### Aim
Everything from the line containing "Extract all readable text from this page." through the final line of the records must be transcribed verbatim; nothing else belongs in the result.

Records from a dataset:
──────

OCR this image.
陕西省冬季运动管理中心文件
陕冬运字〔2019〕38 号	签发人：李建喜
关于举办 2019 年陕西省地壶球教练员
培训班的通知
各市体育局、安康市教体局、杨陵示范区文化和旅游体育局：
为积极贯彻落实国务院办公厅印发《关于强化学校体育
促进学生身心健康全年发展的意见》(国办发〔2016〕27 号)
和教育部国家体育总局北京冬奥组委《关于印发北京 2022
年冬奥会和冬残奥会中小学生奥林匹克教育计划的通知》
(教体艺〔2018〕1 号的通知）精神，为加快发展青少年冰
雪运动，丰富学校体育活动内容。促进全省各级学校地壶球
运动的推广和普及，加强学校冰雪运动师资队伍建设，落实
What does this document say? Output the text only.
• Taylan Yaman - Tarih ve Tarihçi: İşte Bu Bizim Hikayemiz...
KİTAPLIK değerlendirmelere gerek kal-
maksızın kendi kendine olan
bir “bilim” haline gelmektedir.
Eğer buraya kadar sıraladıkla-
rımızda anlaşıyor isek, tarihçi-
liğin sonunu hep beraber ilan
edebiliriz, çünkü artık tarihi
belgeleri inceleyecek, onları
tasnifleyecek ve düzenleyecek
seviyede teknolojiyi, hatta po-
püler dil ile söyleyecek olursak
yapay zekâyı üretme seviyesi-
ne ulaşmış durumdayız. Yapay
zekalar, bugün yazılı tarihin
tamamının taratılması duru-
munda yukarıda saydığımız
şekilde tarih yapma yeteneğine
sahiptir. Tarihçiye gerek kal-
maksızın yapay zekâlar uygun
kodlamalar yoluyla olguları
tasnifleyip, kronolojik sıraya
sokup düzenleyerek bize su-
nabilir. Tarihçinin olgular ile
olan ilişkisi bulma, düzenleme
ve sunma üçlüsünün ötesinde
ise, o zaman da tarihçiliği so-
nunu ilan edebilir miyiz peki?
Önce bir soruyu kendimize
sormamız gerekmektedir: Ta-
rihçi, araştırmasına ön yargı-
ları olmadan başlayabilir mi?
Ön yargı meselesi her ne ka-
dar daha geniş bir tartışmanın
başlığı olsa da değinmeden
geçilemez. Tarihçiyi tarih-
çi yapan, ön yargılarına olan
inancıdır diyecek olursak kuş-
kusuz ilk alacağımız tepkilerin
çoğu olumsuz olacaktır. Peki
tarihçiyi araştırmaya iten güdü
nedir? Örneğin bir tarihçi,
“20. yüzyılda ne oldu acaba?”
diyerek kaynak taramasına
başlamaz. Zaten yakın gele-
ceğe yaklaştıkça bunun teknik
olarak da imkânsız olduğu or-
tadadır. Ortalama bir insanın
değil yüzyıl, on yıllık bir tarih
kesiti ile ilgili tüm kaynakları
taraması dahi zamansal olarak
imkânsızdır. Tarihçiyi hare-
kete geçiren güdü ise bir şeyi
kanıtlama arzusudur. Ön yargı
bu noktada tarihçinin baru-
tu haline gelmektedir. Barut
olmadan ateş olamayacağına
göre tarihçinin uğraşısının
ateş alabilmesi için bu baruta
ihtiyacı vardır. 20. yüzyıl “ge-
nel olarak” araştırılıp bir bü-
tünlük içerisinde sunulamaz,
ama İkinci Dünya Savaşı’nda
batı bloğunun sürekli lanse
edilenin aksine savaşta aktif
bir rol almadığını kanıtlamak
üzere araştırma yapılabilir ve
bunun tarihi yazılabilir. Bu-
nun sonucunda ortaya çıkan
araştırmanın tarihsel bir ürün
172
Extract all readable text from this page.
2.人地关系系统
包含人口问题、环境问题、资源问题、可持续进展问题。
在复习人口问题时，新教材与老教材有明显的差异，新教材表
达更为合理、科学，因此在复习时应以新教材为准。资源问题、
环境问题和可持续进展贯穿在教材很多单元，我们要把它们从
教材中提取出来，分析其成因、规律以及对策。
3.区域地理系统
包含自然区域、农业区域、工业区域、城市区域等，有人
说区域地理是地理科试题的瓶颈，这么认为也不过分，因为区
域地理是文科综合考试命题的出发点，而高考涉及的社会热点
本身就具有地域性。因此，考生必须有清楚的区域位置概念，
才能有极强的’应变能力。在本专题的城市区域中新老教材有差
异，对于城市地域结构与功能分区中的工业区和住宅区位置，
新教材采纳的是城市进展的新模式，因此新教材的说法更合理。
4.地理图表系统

──────

### The completed task
Extract all readable text from this page.
2.人地关系系统
包含人口问题、环境问题、资源问题、可持续进展问题。
在复习人口问题时，新教材与老教材有明显的差异，新教材表
达更为合理、科学，因此在复习时应以新教材为准。资源问题、
环境问题和可持续进展贯穿在教材很多单元，我们要把它们从
教材中提取出来，分析其成因、规律以及对策。
3.区域地理系统
包含自然区域、农业区域、工业区域、城市区域等，有人
说区域地理是地理科试题的瓶颈，这么认为也不过分，因为区
域地理是文科综合考试命题的出发点，而高考涉及的社会热点
本身就具有地域性。因此，考生必须有清楚的区域位置概念，
才能有极强的’应变能力。在本专题的城市区域中新老教材有差
异，对于城市地域结构与功能分区中的工业区和住宅区位置，
新教材采纳的是城市进展的新模式，因此新教材的说法更合理。
4.地理图表系统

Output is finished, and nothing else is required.